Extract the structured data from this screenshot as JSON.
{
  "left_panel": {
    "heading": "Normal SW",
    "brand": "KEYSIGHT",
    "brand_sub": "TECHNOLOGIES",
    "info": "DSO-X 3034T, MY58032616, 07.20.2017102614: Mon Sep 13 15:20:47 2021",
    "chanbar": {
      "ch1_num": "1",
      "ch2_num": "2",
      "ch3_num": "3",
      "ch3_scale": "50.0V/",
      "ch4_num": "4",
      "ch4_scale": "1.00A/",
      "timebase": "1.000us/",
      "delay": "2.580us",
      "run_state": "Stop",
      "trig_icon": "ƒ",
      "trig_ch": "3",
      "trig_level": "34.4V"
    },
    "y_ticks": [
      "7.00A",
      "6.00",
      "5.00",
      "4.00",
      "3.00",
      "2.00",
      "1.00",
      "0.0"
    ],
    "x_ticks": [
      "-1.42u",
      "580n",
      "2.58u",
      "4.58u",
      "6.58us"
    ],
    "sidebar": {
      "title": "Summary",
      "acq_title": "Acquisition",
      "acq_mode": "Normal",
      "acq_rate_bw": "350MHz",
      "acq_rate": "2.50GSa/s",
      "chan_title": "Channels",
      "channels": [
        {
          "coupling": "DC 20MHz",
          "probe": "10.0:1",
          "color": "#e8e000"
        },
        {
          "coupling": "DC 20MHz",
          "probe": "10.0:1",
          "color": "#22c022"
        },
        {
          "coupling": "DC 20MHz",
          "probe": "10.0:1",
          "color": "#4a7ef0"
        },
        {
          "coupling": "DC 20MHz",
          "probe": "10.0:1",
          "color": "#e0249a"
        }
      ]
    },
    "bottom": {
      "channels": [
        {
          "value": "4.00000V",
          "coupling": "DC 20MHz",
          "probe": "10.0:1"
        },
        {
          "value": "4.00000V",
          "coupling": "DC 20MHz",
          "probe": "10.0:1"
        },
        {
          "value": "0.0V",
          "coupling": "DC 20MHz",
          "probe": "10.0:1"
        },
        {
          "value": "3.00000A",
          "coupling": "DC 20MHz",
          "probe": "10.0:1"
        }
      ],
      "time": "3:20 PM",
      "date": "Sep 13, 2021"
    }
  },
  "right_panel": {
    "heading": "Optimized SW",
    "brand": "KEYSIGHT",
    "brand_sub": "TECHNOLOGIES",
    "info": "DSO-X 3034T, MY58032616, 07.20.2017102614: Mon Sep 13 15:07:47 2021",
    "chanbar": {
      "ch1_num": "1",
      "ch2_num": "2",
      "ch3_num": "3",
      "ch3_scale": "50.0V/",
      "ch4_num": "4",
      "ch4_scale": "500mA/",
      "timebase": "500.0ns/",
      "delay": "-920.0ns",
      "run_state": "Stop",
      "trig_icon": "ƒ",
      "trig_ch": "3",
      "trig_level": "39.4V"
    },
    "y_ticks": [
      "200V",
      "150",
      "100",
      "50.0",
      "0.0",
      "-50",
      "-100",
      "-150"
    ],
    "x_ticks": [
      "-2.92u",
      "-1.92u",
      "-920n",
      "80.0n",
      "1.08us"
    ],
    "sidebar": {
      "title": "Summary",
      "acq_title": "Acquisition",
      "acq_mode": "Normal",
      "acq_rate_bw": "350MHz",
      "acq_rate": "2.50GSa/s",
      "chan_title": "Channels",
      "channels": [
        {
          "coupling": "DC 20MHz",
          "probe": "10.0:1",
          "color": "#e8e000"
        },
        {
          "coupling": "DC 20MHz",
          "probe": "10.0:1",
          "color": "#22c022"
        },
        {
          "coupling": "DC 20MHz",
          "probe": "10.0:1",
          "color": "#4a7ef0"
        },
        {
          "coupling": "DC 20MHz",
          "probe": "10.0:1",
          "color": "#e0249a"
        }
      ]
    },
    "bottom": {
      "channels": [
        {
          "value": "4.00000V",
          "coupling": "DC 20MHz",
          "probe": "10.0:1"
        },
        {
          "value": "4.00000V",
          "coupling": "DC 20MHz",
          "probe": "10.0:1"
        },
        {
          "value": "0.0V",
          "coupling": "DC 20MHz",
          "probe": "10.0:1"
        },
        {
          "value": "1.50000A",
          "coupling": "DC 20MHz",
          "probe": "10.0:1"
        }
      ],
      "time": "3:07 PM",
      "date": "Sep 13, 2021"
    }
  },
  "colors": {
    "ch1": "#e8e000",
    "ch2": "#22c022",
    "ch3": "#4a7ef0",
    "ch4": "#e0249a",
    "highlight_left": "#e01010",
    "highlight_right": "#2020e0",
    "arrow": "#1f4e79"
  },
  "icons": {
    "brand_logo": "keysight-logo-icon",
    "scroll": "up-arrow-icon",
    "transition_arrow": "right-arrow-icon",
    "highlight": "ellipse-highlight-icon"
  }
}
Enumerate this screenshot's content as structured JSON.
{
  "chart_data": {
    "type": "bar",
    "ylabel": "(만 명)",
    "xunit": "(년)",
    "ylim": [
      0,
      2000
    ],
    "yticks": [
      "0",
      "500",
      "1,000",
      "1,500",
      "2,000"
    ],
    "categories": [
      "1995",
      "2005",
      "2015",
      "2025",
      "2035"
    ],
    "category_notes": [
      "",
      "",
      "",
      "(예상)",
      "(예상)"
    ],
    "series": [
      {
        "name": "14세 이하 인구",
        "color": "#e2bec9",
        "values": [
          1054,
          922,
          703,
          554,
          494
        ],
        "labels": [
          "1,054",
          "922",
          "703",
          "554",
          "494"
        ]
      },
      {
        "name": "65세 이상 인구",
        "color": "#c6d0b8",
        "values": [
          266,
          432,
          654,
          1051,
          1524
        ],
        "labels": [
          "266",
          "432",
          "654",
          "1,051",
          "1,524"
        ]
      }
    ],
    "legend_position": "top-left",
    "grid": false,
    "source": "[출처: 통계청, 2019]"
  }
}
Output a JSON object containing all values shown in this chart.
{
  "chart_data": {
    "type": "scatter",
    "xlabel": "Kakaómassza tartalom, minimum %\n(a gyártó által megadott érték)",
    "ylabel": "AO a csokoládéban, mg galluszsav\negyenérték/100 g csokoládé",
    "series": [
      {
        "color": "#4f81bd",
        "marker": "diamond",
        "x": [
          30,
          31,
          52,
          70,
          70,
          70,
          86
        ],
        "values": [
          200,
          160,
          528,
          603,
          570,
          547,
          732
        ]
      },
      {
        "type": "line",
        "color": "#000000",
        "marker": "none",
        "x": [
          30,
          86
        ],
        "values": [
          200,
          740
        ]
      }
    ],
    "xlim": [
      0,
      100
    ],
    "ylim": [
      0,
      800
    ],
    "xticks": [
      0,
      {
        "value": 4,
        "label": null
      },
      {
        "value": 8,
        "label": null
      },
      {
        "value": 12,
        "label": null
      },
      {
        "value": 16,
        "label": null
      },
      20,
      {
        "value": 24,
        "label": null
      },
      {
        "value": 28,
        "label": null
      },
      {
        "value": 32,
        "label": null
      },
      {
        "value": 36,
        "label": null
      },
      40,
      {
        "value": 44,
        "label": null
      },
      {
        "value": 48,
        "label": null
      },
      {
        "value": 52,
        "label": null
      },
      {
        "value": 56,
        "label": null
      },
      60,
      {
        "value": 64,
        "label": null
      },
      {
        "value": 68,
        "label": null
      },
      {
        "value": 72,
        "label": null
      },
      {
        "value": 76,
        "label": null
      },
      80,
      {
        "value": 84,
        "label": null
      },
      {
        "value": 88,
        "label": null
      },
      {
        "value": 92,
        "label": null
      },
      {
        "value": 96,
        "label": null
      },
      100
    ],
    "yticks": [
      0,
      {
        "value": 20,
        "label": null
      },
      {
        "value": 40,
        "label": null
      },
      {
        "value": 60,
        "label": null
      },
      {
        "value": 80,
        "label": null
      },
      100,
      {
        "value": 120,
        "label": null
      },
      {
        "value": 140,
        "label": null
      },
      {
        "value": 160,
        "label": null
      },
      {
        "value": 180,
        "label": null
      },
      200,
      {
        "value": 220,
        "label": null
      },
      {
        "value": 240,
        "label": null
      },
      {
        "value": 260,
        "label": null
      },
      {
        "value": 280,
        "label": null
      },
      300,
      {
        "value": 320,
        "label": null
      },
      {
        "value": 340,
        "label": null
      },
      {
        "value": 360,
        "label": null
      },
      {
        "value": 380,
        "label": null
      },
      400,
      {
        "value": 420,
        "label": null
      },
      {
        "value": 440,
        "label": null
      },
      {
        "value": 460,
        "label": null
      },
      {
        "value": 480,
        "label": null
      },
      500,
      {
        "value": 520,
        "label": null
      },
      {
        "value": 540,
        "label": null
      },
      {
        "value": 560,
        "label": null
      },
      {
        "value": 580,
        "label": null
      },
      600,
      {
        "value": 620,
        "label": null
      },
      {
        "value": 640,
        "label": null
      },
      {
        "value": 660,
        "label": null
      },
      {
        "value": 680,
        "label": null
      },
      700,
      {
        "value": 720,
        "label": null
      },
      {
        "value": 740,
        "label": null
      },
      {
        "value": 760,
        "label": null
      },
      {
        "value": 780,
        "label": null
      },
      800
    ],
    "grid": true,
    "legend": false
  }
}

> _Exercise goal_:
Copy each line holding the word "heading" from the listing above.

> _Result of this task_:
    "heading": "Normal SW",
    "heading": "Optimized SW",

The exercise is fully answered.